(Dataset entries)
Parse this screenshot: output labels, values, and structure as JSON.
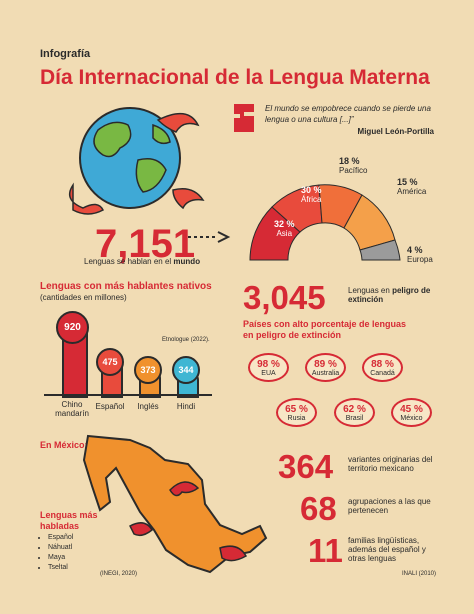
{
  "header": {
    "kicker": "Infografía",
    "title": "Día Internacional de la Lengua Materna"
  },
  "quote": {
    "text": "El mundo se empobrece cuando se pierde una lengua o una cultura [...]”",
    "author": "Miguel León-Portilla"
  },
  "world": {
    "total": "7,151",
    "caption_prefix": "Lenguas se hablan en el",
    "caption_emph": "mundo"
  },
  "continents": [
    {
      "pct": "32 %",
      "name": "Asia"
    },
    {
      "pct": "30 %",
      "name": "África"
    },
    {
      "pct": "18 %",
      "name": "Pacífico"
    },
    {
      "pct": "15 %",
      "name": "América"
    },
    {
      "pct": "4 %",
      "name": "Europa"
    }
  ],
  "native": {
    "title": "Lenguas con más hablantes nativos",
    "subtitle": "(cantidades en millones)",
    "source": "Etnologue (2022).",
    "bars": [
      {
        "value": "920",
        "label": "Chino mandarín",
        "color": "#d62a35"
      },
      {
        "value": "475",
        "label": "Español",
        "color": "#e84b3c"
      },
      {
        "value": "373",
        "label": "Inglés",
        "color": "#f0912d"
      },
      {
        "value": "344",
        "label": "Hindi",
        "color": "#3fb6d3"
      }
    ]
  },
  "danger": {
    "total": "3,045",
    "label_prefix": "Lenguas en",
    "label_emph": "peligro de extinción",
    "countries_title": "Países con alto porcentaje de lenguas en peligro de extinción",
    "countries": [
      {
        "pct": "98 %",
        "name": "EUA"
      },
      {
        "pct": "89 %",
        "name": "Australia"
      },
      {
        "pct": "88 %",
        "name": "Canadá"
      },
      {
        "pct": "65 %",
        "name": "Rusia"
      },
      {
        "pct": "62 %",
        "name": "Brasil"
      },
      {
        "pct": "45 %",
        "name": "México"
      }
    ]
  },
  "mexico": {
    "title": "En México:",
    "spoken_title": "Lenguas más habladas",
    "spoken": [
      "Español",
      "Náhuatl",
      "Maya",
      "Tseltal"
    ],
    "source_left": "(INEGI, 2020)",
    "source_right": "INALI (2010)",
    "stats": [
      {
        "value": "364",
        "text": "variantes originarias del territorio mexicano"
      },
      {
        "value": "68",
        "text": "agrupaciones a las que pertenecen"
      },
      {
        "value": "11",
        "text": "familias lingüísticas, además del español y otras lenguas"
      }
    ]
  }
}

Problem
All of the lines above should be printed exactly, minus the pictures.

Exercise output
Parse this screenshot: output labels, values, and structure as JSON.
{
  "header": {
    "kicker": "Infografía",
    "title": "Día Internacional de la Lengua Materna"
  },
  "quote": {
    "text": "El mundo se empobrece cuando se pierde una lengua o una cultura [...]”",
    "author": "Miguel León-Portilla"
  },
  "world": {
    "total": "7,151",
    "caption_prefix": "Lenguas se hablan en el",
    "caption_emph": "mundo"
  },
  "continents": [
    {
      "pct": "32 %",
      "name": "Asia"
    },
    {
      "pct": "30 %",
      "name": "África"
    },
    {
      "pct": "18 %",
      "name": "Pacífico"
    },
    {
      "pct": "15 %",
      "name": "América"
    },
    {
      "pct": "4 %",
      "name": "Europa"
    }
  ],
  "native": {
    "title": "Lenguas con más hablantes nativos",
    "subtitle": "(cantidades en millones)",
    "source": "Etnologue (2022).",
    "bars": [
      {
        "value": "920",
        "label": "Chino mandarín",
        "color": "#d62a35"
      },
      {
        "value": "475",
        "label": "Español",
        "color": "#e84b3c"
      },
      {
        "value": "373",
        "label": "Inglés",
        "color": "#f0912d"
      },
      {
        "value": "344",
        "label": "Hindi",
        "color": "#3fb6d3"
      }
    ]
  },
  "danger": {
    "total": "3,045",
    "label_prefix": "Lenguas en",
    "label_emph": "peligro de extinción",
    "countries_title": "Países con alto porcentaje de lenguas en peligro de extinción",
    "countries": [
      {
        "pct": "98 %",
        "name": "EUA"
      },
      {
        "pct": "89 %",
        "name": "Australia"
      },
      {
        "pct": "88 %",
        "name": "Canadá"
      },
      {
        "pct": "65 %",
        "name": "Rusia"
      },
      {
        "pct": "62 %",
        "name": "Brasil"
      },
      {
        "pct": "45 %",
        "name": "México"
      }
    ]
  },
  "mexico": {
    "title": "En México:",
    "spoken_title": "Lenguas más habladas",
    "spoken": [
      "Español",
      "Náhuatl",
      "Maya",
      "Tseltal"
    ],
    "source_left": "(INEGI, 2020)",
    "source_right": "INALI (2010)",
    "stats": [
      {
        "value": "364",
        "text": "variantes originarias del territorio mexicano"
      },
      {
        "value": "68",
        "text": "agrupaciones a las que pertenecen"
      },
      {
        "value": "11",
        "text": "familias lingüísticas, además del español y otras lenguas"
      }
    ]
  }
}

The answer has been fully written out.